**TASK STATEMENT:** Would you return the complete listing below word for word?

**DATASET EXTRACT:**
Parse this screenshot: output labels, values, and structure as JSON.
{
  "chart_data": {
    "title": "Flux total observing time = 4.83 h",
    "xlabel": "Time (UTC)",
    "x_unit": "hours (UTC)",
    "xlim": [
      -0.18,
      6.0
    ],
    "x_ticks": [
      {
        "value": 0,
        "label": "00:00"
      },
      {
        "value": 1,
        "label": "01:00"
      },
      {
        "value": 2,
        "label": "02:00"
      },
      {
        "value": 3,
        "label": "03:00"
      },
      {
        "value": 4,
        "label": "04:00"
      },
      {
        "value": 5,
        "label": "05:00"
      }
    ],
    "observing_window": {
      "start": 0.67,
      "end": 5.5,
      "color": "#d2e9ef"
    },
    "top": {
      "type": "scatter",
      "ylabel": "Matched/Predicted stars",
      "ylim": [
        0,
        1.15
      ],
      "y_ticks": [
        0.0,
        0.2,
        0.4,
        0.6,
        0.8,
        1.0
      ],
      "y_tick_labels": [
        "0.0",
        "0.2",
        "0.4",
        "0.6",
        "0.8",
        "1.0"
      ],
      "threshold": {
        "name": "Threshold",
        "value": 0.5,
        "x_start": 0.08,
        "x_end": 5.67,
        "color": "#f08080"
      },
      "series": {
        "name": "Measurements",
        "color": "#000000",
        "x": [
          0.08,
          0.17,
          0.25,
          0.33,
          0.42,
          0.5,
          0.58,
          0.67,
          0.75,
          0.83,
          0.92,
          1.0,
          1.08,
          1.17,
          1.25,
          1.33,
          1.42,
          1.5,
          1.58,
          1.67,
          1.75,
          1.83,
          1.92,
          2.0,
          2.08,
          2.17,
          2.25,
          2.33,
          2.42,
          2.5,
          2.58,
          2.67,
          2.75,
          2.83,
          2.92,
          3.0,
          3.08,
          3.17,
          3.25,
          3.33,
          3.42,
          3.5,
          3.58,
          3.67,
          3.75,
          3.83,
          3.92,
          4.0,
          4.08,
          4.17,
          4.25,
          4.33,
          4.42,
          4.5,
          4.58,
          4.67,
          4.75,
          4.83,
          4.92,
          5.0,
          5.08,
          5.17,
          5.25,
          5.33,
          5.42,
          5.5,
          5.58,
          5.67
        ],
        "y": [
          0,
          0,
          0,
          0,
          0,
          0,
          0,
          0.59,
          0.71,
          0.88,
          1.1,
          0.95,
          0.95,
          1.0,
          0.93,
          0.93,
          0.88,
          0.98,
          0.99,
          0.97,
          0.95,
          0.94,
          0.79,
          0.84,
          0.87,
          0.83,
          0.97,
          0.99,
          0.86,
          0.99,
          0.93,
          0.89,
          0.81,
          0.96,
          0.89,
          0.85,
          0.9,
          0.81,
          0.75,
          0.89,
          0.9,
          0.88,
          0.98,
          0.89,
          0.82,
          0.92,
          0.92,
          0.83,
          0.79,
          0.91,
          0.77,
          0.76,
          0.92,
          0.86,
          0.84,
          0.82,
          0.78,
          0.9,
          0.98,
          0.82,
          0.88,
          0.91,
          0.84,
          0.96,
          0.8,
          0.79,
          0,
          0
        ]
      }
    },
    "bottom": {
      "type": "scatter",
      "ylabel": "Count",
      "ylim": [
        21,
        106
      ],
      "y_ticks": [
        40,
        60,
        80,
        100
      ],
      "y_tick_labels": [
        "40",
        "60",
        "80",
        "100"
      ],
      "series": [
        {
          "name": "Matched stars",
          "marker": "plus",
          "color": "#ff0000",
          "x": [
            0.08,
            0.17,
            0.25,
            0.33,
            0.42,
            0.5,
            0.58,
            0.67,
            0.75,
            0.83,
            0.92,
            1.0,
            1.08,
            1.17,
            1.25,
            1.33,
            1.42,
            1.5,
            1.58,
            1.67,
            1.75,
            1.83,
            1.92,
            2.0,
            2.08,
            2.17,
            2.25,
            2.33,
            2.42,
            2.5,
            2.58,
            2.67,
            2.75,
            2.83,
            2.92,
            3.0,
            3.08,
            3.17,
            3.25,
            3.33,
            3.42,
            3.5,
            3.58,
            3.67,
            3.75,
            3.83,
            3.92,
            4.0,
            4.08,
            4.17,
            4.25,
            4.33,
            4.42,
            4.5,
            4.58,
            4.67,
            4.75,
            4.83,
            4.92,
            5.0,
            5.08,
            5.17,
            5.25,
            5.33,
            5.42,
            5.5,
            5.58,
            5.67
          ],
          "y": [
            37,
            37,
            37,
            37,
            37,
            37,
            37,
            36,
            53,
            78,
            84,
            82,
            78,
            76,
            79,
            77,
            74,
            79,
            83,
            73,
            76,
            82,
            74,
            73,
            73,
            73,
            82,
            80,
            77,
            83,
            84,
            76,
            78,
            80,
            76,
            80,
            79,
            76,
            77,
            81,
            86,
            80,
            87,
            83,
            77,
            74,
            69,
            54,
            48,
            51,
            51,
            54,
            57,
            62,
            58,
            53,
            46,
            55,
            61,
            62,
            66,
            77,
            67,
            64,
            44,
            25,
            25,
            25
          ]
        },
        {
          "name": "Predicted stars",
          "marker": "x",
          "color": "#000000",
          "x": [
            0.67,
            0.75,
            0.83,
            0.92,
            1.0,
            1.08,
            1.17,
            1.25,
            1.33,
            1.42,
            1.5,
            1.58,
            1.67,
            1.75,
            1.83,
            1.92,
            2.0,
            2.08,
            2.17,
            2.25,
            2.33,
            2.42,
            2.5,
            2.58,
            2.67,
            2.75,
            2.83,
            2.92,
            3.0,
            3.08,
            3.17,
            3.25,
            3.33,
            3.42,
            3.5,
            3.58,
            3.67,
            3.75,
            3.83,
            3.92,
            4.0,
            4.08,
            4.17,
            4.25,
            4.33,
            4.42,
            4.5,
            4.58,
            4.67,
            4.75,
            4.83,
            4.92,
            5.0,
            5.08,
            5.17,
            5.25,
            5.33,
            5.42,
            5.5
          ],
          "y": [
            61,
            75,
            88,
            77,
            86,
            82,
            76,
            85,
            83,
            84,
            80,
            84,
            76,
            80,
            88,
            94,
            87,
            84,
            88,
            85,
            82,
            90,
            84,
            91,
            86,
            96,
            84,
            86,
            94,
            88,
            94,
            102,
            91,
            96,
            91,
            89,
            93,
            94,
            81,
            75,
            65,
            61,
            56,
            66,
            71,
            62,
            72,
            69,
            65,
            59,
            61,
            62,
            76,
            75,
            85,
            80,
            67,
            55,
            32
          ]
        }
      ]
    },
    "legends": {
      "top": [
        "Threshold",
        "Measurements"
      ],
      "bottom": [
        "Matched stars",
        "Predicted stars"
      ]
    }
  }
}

**OUTPUT BELOW:**
Parse this screenshot: output labels, values, and structure as JSON.
{
  "chart_data": {
    "title": "Flux total observing time = 4.83 h",
    "xlabel": "Time (UTC)",
    "x_unit": "hours (UTC)",
    "xlim": [
      -0.18,
      6.0
    ],
    "x_ticks": [
      {
        "value": 0,
        "label": "00:00"
      },
      {
        "value": 1,
        "label": "01:00"
      },
      {
        "value": 2,
        "label": "02:00"
      },
      {
        "value": 3,
        "label": "03:00"
      },
      {
        "value": 4,
        "label": "04:00"
      },
      {
        "value": 5,
        "label": "05:00"
      }
    ],
    "observing_window": {
      "start": 0.67,
      "end": 5.5,
      "color": "#d2e9ef"
    },
    "top": {
      "type": "scatter",
      "ylabel": "Matched/Predicted stars",
      "ylim": [
        0,
        1.15
      ],
      "y_ticks": [
        0.0,
        0.2,
        0.4,
        0.6,
        0.8,
        1.0
      ],
      "y_tick_labels": [
        "0.0",
        "0.2",
        "0.4",
        "0.6",
        "0.8",
        "1.0"
      ],
      "threshold": {
        "name": "Threshold",
        "value": 0.5,
        "x_start": 0.08,
        "x_end": 5.67,
        "color": "#f08080"
      },
      "series": {
        "name": "Measurements",
        "color": "#000000",
        "x": [
          0.08,
          0.17,
          0.25,
          0.33,
          0.42,
          0.5,
          0.58,
          0.67,
          0.75,
          0.83,
          0.92,
          1.0,
          1.08,
          1.17,
          1.25,
          1.33,
          1.42,
          1.5,
          1.58,
          1.67,
          1.75,
          1.83,
          1.92,
          2.0,
          2.08,
          2.17,
          2.25,
          2.33,
          2.42,
          2.5,
          2.58,
          2.67,
          2.75,
          2.83,
          2.92,
          3.0,
          3.08,
          3.17,
          3.25,
          3.33,
          3.42,
          3.5,
          3.58,
          3.67,
          3.75,
          3.83,
          3.92,
          4.0,
          4.08,
          4.17,
          4.25,
          4.33,
          4.42,
          4.5,
          4.58,
          4.67,
          4.75,
          4.83,
          4.92,
          5.0,
          5.08,
          5.17,
          5.25,
          5.33,
          5.42,
          5.5,
          5.58,
          5.67
        ],
        "y": [
          0,
          0,
          0,
          0,
          0,
          0,
          0,
          0.59,
          0.71,
          0.88,
          1.1,
          0.95,
          0.95,
          1.0,
          0.93,
          0.93,
          0.88,
          0.98,
          0.99,
          0.97,
          0.95,
          0.94,
          0.79,
          0.84,
          0.87,
          0.83,
          0.97,
          0.99,
          0.86,
          0.99,
          0.93,
          0.89,
          0.81,
          0.96,
          0.89,
          0.85,
          0.9,
          0.81,
          0.75,
          0.89,
          0.9,
          0.88,
          0.98,
          0.89,
          0.82,
          0.92,
          0.92,
          0.83,
          0.79,
          0.91,
          0.77,
          0.76,
          0.92,
          0.86,
          0.84,
          0.82,
          0.78,
          0.9,
          0.98,
          0.82,
          0.88,
          0.91,
          0.84,
          0.96,
          0.8,
          0.79,
          0,
          0
        ]
      }
    },
    "bottom": {
      "type": "scatter",
      "ylabel": "Count",
      "ylim": [
        21,
        106
      ],
      "y_ticks": [
        40,
        60,
        80,
        100
      ],
      "y_tick_labels": [
        "40",
        "60",
        "80",
        "100"
      ],
      "series": [
        {
          "name": "Matched stars",
          "marker": "plus",
          "color": "#ff0000",
          "x": [
            0.08,
            0.17,
            0.25,
            0.33,
            0.42,
            0.5,
            0.58,
            0.67,
            0.75,
            0.83,
            0.92,
            1.0,
            1.08,
            1.17,
            1.25,
            1.33,
            1.42,
            1.5,
            1.58,
            1.67,
            1.75,
            1.83,
            1.92,
            2.0,
            2.08,
            2.17,
            2.25,
            2.33,
            2.42,
            2.5,
            2.58,
            2.67,
            2.75,
            2.83,
            2.92,
            3.0,
            3.08,
            3.17,
            3.25,
            3.33,
            3.42,
            3.5,
            3.58,
            3.67,
            3.75,
            3.83,
            3.92,
            4.0,
            4.08,
            4.17,
            4.25,
            4.33,
            4.42,
            4.5,
            4.58,
            4.67,
            4.75,
            4.83,
            4.92,
            5.0,
            5.08,
            5.17,
            5.25,
            5.33,
            5.42,
            5.5,
            5.58,
            5.67
          ],
          "y": [
            37,
            37,
            37,
            37,
            37,
            37,
            37,
            36,
            53,
            78,
            84,
            82,
            78,
            76,
            79,
            77,
            74,
            79,
            83,
            73,
            76,
            82,
            74,
            73,
            73,
            73,
            82,
            80,
            77,
            83,
            84,
            76,
            78,
            80,
            76,
            80,
            79,
            76,
            77,
            81,
            86,
            80,
            87,
            83,
            77,
            74,
            69,
            54,
            48,
            51,
            51,
            54,
            57,
            62,
            58,
            53,
            46,
            55,
            61,
            62,
            66,
            77,
            67,
            64,
            44,
            25,
            25,
            25
          ]
        },
        {
          "name": "Predicted stars",
          "marker": "x",
          "color": "#000000",
          "x": [
            0.67,
            0.75,
            0.83,
            0.92,
            1.0,
            1.08,
            1.17,
            1.25,
            1.33,
            1.42,
            1.5,
            1.58,
            1.67,
            1.75,
            1.83,
            1.92,
            2.0,
            2.08,
            2.17,
            2.25,
            2.33,
            2.42,
            2.5,
            2.58,
            2.67,
            2.75,
            2.83,
            2.92,
            3.0,
            3.08,
            3.17,
            3.25,
            3.33,
            3.42,
            3.5,
            3.58,
            3.67,
            3.75,
            3.83,
            3.92,
            4.0,
            4.08,
            4.17,
            4.25,
            4.33,
            4.42,
            4.5,
            4.58,
            4.67,
            4.75,
            4.83,
            4.92,
            5.0,
            5.08,
            5.17,
            5.25,
            5.33,
            5.42,
            5.5
          ],
          "y": [
            61,
            75,
            88,
            77,
            86,
            82,
            76,
            85,
            83,
            84,
            80,
            84,
            76,
            80,
            88,
            94,
            87,
            84,
            88,
            85,
            82,
            90,
            84,
            91,
            86,
            96,
            84,
            86,
            94,
            88,
            94,
            102,
            91,
            96,
            91,
            89,
            93,
            94,
            81,
            75,
            65,
            61,
            56,
            66,
            71,
            62,
            72,
            69,
            65,
            59,
            61,
            62,
            76,
            75,
            85,
            80,
            67,
            55,
            32
          ]
        }
      ]
    },
    "legends": {
      "top": [
        "Threshold",
        "Measurements"
      ],
      "bottom": [
        "Matched stars",
        "Predicted stars"
      ]
    }
  }
}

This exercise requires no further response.